**Extracted data entries**.

= = = = = = =

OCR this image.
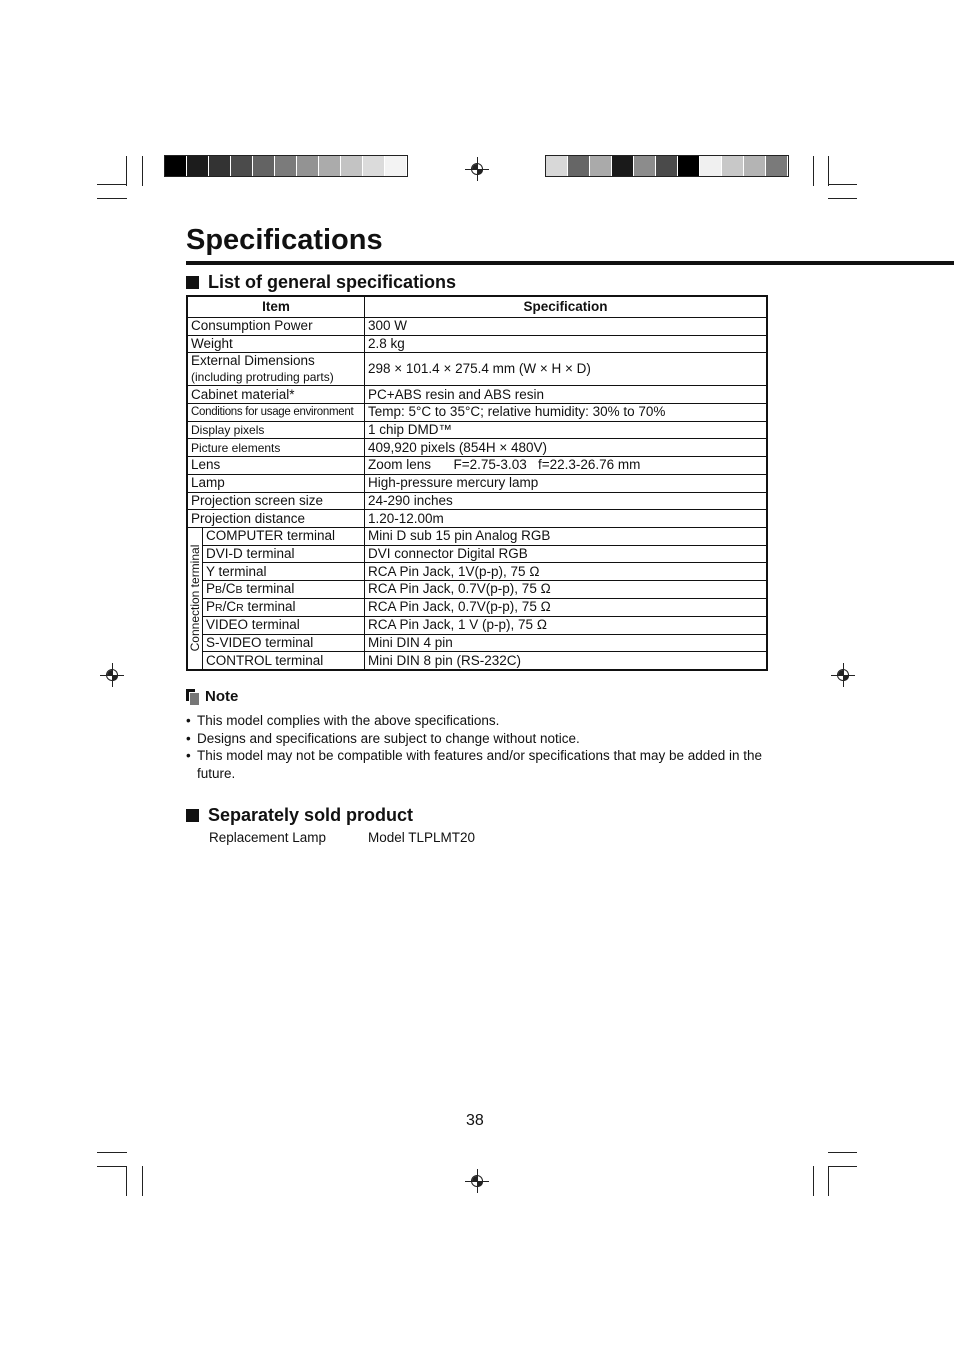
Specifications
List of general specifications
Item		Specification
Consumption Power		300 W
Weight		2.8 kg
External Dimensions
(including protruding parts)		298 × 101.4 × 275.4 mm (W × H × D)
Cabinet material*		PC+ABS resin and ABS resin
Conditions for usage environment		Temp: 5°C to 35°C; relative humidity: 30% to 70%
Display pixels		1 chip DMD™
Picture elements		409,920 pixels (854H × 480V)
Lens		Zoom lens      F=2.75-3.03   f=22.3-26.76 mm
Lamp		High-pressure mercury lamp
Projection screen size		24-290 inches
Projection distance		1.20-12.00m

Connection terminal	COMPUTER terminal	Mini D sub 15 pin Analog RGB
	DVI-D terminal	DVI connector Digital RGB
	Y terminal	RCA Pin Jack, 1V(p-p), 75 Ω
	PB/CB terminal	RCA Pin Jack, 0.7V(p-p), 75 Ω
	PR/CR terminal	RCA Pin Jack, 0.7V(p-p), 75 Ω
	VIDEO terminal	RCA Pin Jack, 1 V (p-p), 75 Ω
	S-VIDEO terminal	Mini DIN 4 pin
	CONTROL terminal	Mini DIN 8 pin (RS-232C)
Note
• This model complies with the above specifications.
• Designs and specifications are subject to change without notice.
• This model may not be compatible with features and/or specifications that may be added in the future.
Separately sold product
Replacement Lamp	Model TLPLMT20
38
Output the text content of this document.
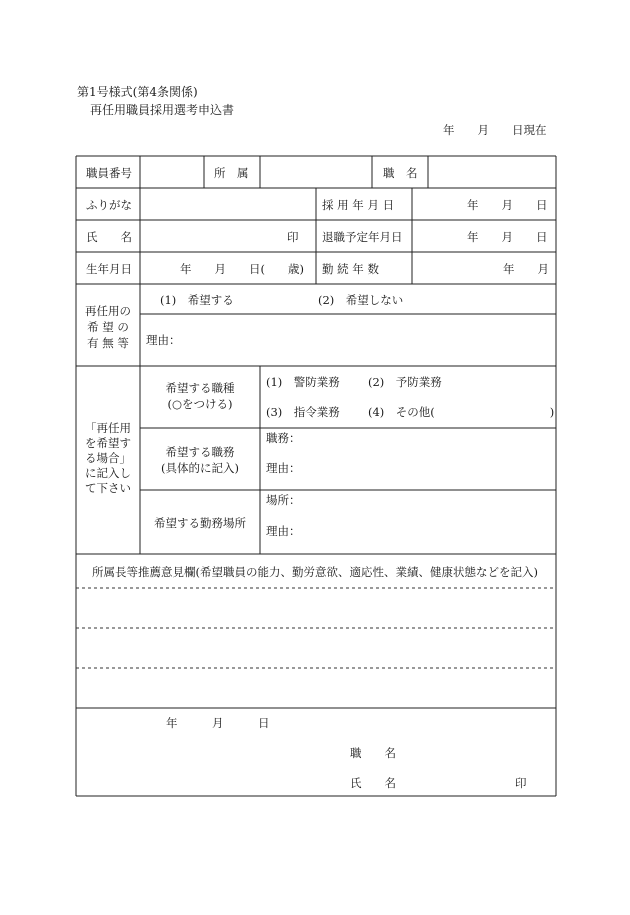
第1号様式(第4条関係)
再任用職員採用選考申込書
年　　月　　日現在
職員番号	所　属	職　名
ふりがな	採 用 年 月 日	年　　月　　日
氏　　名	印 退職予定年月日	年　　月　　日
生年月日	年　　月　　日(　　歳) 勤 続 年 数	年　　月
再任用の
希 望 の
有 無 等
(1)　希望する	(2)　希望しない
理由：
「再任用
を希望す
る場合」
に記入し
て下さい
希望する職種
(○をつける)
(1)　警防業務 (2)　予防業務
(3)　指令業務 (4)　その他(　　　　　　　　　　)
希望する職務
(具体的に記入)
職務：
理由：
希望する勤務場所
場所：
理由：
所属長等推薦意見欄(希望職員の能力、勤労意欲、適応性、業績、健康状態などを記入)
年　　　月　　　日
職　　名
氏　　名	印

= = = = = = =

**WHAT IS REQUIRED**.
Say how many lines in the records hold the string "Mini", and say nothing else.

**ANSWER TO THIS TASK**.
3